<<<<

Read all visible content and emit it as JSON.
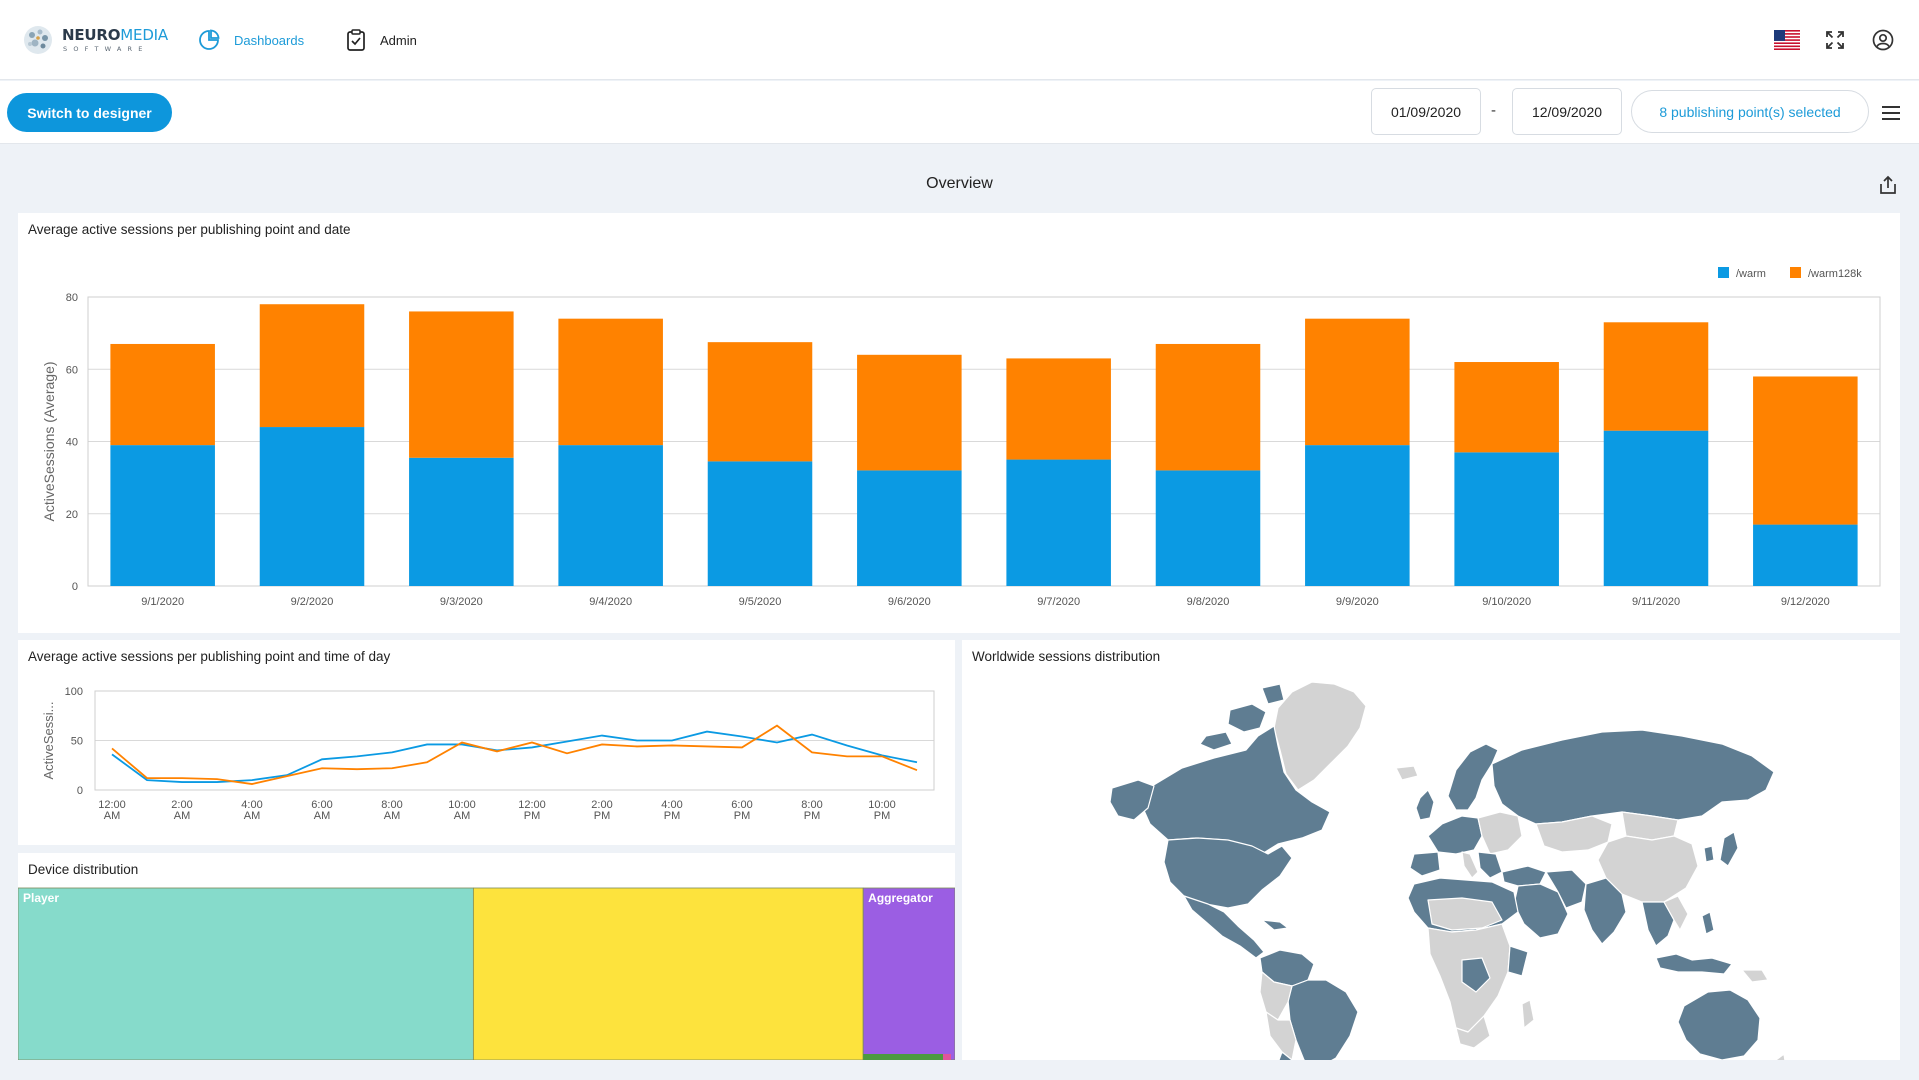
{
  "header": {
    "logo_name": "NEURO",
    "logo_accent": "MEDIA",
    "logo_sub": "SOFTWARE",
    "nav": [
      {
        "label": "Dashboards",
        "icon": "pie-chart-icon",
        "active": true
      },
      {
        "label": "Admin",
        "icon": "clipboard-icon",
        "active": false
      }
    ],
    "right_icons": [
      "us-flag-icon",
      "fullscreen-icon",
      "user-account-icon"
    ]
  },
  "toolbar": {
    "switch_label": "Switch to designer",
    "date_from": "01/09/2020",
    "date_separator": "-",
    "date_to": "12/09/2020",
    "publishing_points": "8 publishing point(s) selected"
  },
  "dashboard": {
    "title": "Overview"
  },
  "colors": {
    "primary": "#0d96dc",
    "series_warm": "#0b9ae3",
    "series_warm128k": "#ff8200",
    "map_highlight": "#5f7d92",
    "map_base": "#d3d3d3",
    "treemap_player": "#86dbcb",
    "treemap_yellow": "#fde33d",
    "treemap_aggregator": "#9b5ee3"
  },
  "panels": {
    "bar": {
      "title": "Average active sessions per publishing point and date"
    },
    "line": {
      "title": "Average active sessions per publishing point and time of day"
    },
    "map": {
      "title": "Worldwide sessions distribution"
    },
    "treemap": {
      "title": "Device distribution"
    }
  },
  "chart_data": [
    {
      "type": "bar",
      "stacked": true,
      "categories": [
        "9/1/2020",
        "9/2/2020",
        "9/3/2020",
        "9/4/2020",
        "9/5/2020",
        "9/6/2020",
        "9/7/2020",
        "9/8/2020",
        "9/9/2020",
        "9/10/2020",
        "9/11/2020",
        "9/12/2020"
      ],
      "series": [
        {
          "name": "/warm",
          "values": [
            39,
            44,
            35.5,
            39,
            34.5,
            32,
            35,
            32,
            39,
            37,
            43,
            17
          ]
        },
        {
          "name": "/warm128k",
          "values": [
            28,
            34,
            40.5,
            35,
            33,
            32,
            28,
            35,
            35,
            25,
            30,
            41
          ]
        }
      ],
      "ylabel": "ActiveSessions (Average)",
      "yticks": [
        0,
        20,
        40,
        60,
        80
      ],
      "ylim": [
        0,
        80
      ],
      "legend": "top-right",
      "grid": true
    },
    {
      "type": "line",
      "x": [
        "12:00 AM",
        "1:00 AM",
        "2:00 AM",
        "3:00 AM",
        "4:00 AM",
        "5:00 AM",
        "6:00 AM",
        "7:00 AM",
        "8:00 AM",
        "9:00 AM",
        "10:00 AM",
        "11:00 AM",
        "12:00 PM",
        "1:00 PM",
        "2:00 PM",
        "3:00 PM",
        "4:00 PM",
        "5:00 PM",
        "6:00 PM",
        "7:00 PM",
        "8:00 PM",
        "9:00 PM",
        "10:00 PM",
        "11:00 PM"
      ],
      "xtick_labels": [
        [
          "12:00",
          "AM"
        ],
        [
          "2:00",
          "AM"
        ],
        [
          "4:00",
          "AM"
        ],
        [
          "6:00",
          "AM"
        ],
        [
          "8:00",
          "AM"
        ],
        [
          "10:00",
          "AM"
        ],
        [
          "12:00",
          "PM"
        ],
        [
          "2:00",
          "PM"
        ],
        [
          "4:00",
          "PM"
        ],
        [
          "6:00",
          "PM"
        ],
        [
          "8:00",
          "PM"
        ],
        [
          "10:00",
          "PM"
        ]
      ],
      "series": [
        {
          "name": "/warm",
          "values": [
            36,
            10,
            8,
            8,
            10,
            15,
            31,
            34,
            38,
            46,
            46,
            40,
            43,
            49,
            55,
            50,
            50,
            59,
            54,
            48,
            56,
            45,
            35,
            28
          ]
        },
        {
          "name": "/warm128k",
          "values": [
            42,
            12,
            12,
            11,
            6,
            14,
            22,
            21,
            22,
            28,
            48,
            39,
            48,
            37,
            46,
            44,
            45,
            44,
            43,
            65,
            38,
            34,
            34,
            20
          ]
        }
      ],
      "ylabel": "ActiveSessi...",
      "yticks": [
        0,
        50,
        100
      ],
      "ylim": [
        0,
        100
      ],
      "grid": true
    },
    {
      "type": "treemap",
      "items": [
        {
          "name": "Player",
          "label": "Player",
          "value": 48.6
        },
        {
          "name": "yellow",
          "label": "",
          "value": 41.6
        },
        {
          "name": "Aggregator",
          "label": "Aggregator",
          "value": 9.8
        }
      ]
    }
  ]
}
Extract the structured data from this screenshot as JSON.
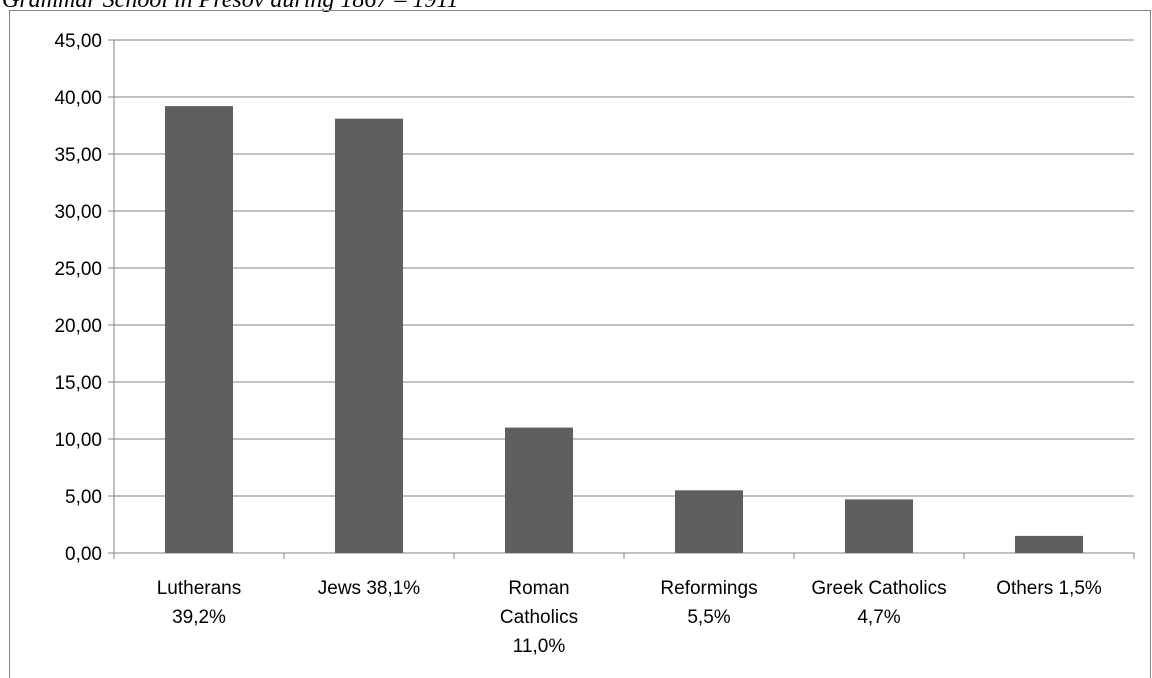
{
  "caption": "Grammar School in Prešov during 1867 – 1911",
  "chart_data": {
    "type": "bar",
    "categories": [
      [
        "Lutherans",
        "39,2%"
      ],
      [
        "Jews 38,1%"
      ],
      [
        "Roman",
        "Catholics",
        "11,0%"
      ],
      [
        "Reformings",
        "5,5%"
      ],
      [
        "Greek Catholics",
        "4,7%"
      ],
      [
        "Others 1,5%"
      ]
    ],
    "values": [
      39.2,
      38.1,
      11.0,
      5.5,
      4.7,
      1.5
    ],
    "y_ticks": [
      "0,00",
      "5,00",
      "10,00",
      "15,00",
      "20,00",
      "25,00",
      "30,00",
      "35,00",
      "40,00",
      "45,00"
    ],
    "ylim": [
      0,
      45
    ],
    "grid": true,
    "bar_color": "#5f5f5f",
    "grid_color": "#868686"
  }
}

>>>>

Set problem =
Identify the lines that contain the string "distribution", and copy every one of them.

Complete output =
      "title": "Worldwide sessions distribution"
      "title": "Device distribution"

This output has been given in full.